§ Task directions: Search the data for the word "Future" and copy every line where it occurs.

Dataset excerpt

----

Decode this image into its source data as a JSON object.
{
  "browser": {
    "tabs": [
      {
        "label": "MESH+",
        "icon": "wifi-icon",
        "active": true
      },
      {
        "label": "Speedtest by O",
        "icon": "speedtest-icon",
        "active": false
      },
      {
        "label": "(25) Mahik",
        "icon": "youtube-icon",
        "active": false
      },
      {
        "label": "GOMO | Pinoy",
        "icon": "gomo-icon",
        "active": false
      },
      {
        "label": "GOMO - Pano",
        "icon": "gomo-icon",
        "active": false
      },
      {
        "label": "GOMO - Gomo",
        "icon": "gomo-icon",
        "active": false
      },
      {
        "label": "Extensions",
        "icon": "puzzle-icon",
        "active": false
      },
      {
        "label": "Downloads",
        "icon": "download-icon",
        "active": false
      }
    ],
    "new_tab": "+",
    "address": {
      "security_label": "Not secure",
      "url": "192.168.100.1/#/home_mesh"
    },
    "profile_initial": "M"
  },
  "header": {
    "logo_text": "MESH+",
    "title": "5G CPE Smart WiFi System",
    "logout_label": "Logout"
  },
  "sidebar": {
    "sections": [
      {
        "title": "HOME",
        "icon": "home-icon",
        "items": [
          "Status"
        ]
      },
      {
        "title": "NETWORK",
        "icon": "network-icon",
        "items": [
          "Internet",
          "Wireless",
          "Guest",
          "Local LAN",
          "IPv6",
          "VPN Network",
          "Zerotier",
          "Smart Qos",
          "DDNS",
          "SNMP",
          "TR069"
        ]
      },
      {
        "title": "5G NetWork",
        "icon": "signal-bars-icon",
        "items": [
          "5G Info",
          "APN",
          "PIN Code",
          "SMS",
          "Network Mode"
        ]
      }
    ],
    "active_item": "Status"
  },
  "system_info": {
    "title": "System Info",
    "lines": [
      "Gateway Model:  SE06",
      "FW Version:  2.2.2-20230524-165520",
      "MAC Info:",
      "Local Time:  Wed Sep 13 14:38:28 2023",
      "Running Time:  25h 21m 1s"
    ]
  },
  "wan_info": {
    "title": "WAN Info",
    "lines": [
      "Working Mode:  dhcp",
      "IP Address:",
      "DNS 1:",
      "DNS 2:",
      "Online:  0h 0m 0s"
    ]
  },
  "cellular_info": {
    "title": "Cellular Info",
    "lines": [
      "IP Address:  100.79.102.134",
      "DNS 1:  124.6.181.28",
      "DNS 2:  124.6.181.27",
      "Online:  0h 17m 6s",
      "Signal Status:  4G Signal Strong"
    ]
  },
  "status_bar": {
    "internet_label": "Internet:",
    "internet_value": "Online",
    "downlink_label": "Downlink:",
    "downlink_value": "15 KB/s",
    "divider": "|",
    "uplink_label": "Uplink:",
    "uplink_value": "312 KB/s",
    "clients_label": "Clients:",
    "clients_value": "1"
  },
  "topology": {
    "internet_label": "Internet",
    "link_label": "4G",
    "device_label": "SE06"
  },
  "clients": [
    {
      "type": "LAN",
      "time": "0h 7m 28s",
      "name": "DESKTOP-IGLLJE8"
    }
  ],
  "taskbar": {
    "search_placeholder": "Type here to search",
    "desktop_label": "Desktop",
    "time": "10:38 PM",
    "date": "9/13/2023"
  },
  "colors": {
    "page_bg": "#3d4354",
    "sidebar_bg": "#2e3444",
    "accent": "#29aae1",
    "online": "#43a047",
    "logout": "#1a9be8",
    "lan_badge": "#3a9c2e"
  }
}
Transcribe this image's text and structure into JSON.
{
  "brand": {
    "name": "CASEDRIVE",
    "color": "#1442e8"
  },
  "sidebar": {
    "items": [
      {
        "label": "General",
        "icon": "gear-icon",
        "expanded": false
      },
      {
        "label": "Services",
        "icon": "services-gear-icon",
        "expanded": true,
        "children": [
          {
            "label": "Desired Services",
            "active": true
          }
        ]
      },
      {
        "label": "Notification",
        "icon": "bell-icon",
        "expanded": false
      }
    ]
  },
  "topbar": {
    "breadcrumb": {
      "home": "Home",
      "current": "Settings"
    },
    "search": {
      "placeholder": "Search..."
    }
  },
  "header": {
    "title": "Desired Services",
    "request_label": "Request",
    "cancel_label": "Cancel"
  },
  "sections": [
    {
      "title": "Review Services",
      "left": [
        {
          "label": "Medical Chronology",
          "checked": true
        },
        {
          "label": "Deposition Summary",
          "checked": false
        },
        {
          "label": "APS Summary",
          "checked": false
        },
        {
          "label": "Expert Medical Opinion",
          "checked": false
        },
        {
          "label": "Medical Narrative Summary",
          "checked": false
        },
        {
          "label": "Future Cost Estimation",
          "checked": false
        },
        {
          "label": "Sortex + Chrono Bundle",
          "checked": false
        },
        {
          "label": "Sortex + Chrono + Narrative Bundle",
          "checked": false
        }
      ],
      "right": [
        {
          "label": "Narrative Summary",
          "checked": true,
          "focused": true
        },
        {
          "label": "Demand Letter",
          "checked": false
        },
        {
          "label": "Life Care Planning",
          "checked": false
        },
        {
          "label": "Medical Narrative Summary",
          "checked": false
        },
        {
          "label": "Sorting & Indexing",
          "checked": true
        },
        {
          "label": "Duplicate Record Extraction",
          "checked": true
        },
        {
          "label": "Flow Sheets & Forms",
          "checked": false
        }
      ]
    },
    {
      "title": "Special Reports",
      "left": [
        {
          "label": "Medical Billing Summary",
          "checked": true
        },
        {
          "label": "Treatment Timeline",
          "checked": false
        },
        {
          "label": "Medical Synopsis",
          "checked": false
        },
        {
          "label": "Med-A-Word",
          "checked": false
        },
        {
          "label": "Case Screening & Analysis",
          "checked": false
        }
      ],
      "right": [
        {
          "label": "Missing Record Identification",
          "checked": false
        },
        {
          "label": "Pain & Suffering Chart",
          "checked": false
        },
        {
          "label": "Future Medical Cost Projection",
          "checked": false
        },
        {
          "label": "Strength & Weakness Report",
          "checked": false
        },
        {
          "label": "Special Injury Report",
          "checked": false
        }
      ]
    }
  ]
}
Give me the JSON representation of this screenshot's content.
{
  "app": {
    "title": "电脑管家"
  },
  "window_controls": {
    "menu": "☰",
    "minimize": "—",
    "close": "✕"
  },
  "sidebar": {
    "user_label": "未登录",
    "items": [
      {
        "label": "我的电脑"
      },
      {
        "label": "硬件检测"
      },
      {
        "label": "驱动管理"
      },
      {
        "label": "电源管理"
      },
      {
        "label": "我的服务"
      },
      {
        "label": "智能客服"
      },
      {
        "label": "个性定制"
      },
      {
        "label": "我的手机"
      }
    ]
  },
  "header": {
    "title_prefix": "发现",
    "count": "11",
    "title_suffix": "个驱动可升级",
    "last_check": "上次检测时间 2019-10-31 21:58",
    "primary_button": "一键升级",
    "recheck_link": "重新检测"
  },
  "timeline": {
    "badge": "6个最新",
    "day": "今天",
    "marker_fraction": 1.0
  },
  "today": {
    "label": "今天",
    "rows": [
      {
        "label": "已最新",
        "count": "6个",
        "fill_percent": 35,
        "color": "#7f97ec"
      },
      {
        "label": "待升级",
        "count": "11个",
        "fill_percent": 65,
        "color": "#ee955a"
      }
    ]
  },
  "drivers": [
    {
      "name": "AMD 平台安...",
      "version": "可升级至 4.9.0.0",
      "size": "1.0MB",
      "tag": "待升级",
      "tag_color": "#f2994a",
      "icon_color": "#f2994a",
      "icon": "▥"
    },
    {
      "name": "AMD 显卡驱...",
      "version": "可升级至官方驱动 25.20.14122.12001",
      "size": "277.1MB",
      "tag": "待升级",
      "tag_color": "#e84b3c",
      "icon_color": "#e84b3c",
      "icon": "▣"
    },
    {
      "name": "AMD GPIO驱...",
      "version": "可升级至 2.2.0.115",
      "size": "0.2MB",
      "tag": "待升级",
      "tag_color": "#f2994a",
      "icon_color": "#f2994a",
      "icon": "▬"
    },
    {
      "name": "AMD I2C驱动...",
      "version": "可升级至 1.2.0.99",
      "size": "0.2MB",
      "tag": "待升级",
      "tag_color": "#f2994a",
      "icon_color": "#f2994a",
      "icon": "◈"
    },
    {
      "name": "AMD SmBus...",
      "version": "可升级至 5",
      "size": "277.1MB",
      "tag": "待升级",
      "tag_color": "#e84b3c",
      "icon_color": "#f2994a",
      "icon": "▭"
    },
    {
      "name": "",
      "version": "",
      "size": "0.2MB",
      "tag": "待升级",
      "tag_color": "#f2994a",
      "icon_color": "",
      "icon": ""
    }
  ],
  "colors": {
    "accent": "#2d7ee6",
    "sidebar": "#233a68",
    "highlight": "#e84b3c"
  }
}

----

§ Solution for this exercise:
          "label": "Future Cost Estimation",
          "label": "Future Medical Cost Projection",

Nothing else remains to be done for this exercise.